▶ **DOCUMENT PASSAGE**:
— start —
The Cross prune table pt_cross addresses by the pair (i₁, i₂):

idx_cross = i₁ · EDGE2 + i₂, i₁, i₂ ∈ [0, 528).

The split is lossless: the two halves occupy disjoint slot sets ({E8, E9} vs {E10, E11}) so they never collide; you can encode them independently without losing any information, while drastically reducing storage when combined with Corner / Edge dimensions later.

Move tables

A physical-geometry transition costs O(n) per node (n = tracked cubies); at IDA* depth 12 that compounds to ~10¹³ — unacceptable. Tabulate "(state index, move) → next state index" once: O(|S| · |M|) memory in exchange for O(1) transitions.

mt[s · |M| + m] = T(s, m).

In the IDA* inner loop, the typical access pattern is "read the table, descend immediately": next time, s is the returned value. Doing s × |M| each time means a multiplication by 18, which isn't a power of two and can't be shift-optimised. createMultiMoveTable stores the "pre-multiplied by |M|" offset instead, so chained lookups need only addition:

s_next = mt[s_cur + m].

s stays in the "already × |M|" form. Source createMultiMoveTable writes mt[18·tmp + inv[j]] = i (the backward-fill path) which respects this convention; each state owns 18 contiguous slots.

mt_edge4: a non-18 stride

The hottest path (XCross search_1) needs three lookups per node: the 4-edge Cross table mt_edge4 + 1 corner mt_corn + 1 edge mt_edge. If all three used 18 stride, index synthesis would need extra multiplications. The source gives mt_edge4 a 24 stride (built by createMultiMoveTable2 rather than createMultiMoveTable): each cell stores next_index × 24.
— end —
▶ **WORK REQUIRED**:
In the passage on prune and move tables, rewrite the part from "Move tables" to "mt[s_cur + m].", replacing "inner loop" with "innermost loop".

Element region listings
— start —
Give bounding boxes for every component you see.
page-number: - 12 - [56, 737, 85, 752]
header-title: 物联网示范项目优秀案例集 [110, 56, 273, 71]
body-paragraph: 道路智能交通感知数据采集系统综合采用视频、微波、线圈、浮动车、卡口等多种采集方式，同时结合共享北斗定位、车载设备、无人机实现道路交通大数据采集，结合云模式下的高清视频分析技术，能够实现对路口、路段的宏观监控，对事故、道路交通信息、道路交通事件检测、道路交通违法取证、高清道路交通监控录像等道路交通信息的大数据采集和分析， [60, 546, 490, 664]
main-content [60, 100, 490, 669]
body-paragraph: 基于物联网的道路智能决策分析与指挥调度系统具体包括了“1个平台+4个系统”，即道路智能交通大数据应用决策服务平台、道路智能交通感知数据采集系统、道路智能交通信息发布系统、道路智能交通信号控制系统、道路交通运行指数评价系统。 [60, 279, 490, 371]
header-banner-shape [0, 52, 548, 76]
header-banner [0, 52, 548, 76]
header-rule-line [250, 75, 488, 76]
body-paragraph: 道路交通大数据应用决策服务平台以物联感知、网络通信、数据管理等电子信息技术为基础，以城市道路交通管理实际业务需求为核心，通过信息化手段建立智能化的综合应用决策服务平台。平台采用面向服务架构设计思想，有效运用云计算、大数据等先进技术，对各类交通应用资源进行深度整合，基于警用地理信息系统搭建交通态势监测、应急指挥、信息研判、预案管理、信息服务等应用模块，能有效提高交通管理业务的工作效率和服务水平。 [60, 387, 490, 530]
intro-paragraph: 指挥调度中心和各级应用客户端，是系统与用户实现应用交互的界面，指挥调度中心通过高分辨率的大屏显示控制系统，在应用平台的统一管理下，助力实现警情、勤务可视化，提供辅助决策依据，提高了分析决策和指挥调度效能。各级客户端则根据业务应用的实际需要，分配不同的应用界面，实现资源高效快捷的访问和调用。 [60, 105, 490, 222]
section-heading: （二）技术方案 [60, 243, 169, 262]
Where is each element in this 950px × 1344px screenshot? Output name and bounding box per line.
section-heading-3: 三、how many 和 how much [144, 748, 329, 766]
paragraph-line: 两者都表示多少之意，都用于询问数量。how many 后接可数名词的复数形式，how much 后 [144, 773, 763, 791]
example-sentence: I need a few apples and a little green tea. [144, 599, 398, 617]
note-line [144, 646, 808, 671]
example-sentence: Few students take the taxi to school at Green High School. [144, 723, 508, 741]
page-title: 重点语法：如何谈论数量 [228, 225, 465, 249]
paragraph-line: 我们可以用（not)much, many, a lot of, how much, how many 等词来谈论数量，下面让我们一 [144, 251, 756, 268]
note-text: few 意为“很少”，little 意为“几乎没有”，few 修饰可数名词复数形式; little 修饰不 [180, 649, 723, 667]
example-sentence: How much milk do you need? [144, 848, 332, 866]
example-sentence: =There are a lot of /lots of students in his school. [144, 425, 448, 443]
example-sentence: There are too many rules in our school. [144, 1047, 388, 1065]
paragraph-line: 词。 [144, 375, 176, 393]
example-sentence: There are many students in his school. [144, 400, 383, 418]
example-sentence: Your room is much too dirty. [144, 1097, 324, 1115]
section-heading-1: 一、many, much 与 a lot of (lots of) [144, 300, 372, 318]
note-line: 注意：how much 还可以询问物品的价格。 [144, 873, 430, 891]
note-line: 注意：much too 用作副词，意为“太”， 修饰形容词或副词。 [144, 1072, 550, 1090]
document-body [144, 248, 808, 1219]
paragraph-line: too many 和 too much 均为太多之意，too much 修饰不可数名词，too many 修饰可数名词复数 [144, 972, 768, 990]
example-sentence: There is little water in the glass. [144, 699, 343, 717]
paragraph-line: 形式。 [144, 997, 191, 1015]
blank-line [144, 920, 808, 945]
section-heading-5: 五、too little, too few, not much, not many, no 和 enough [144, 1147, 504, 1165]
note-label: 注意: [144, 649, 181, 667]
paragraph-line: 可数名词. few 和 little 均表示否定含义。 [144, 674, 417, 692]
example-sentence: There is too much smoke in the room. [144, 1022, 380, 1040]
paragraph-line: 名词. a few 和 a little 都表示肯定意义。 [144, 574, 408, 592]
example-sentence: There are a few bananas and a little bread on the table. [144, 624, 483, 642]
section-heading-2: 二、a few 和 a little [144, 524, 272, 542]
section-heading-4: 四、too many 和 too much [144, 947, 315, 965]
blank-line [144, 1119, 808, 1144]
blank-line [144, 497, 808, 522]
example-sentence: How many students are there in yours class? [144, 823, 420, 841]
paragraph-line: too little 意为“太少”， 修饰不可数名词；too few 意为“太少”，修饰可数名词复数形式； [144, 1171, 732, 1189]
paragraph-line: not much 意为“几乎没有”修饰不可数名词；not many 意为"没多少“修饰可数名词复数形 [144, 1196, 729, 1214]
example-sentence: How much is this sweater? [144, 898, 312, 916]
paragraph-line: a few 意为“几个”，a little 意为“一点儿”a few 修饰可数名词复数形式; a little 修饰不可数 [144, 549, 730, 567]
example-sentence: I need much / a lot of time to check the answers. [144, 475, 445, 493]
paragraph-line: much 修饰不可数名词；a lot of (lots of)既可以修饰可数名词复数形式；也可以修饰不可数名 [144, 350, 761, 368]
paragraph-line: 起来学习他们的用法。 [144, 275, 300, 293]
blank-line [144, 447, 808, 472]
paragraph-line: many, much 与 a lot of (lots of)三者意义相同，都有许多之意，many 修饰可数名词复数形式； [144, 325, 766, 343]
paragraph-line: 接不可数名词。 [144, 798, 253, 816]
— end —
▶ **ANSWER TO THIS PROBLEM**:
Move tables

A physical-geometry transition costs O(n) per node (n = tracked cubies); at IDA* depth 12 that compounds to ~10¹³ — unacceptable. Tabulate "(state index, move) → next state index" once: O(|S| · |M|) memory in exchange for O(1) transitions.

mt[s · |M| + m] = T(s, m).

In the IDA* innermost loop, the typical access pattern is "read the table, descend immediately": next time, s is the returned value. Doing s × |M| each time means a multiplication by 18, which isn't a power of two and can't be shift-optimised. createMultiMoveTable stores the "pre-multiplied by |M|" offset instead, so chained lookups need only addition:

s_next = mt[s_cur + m].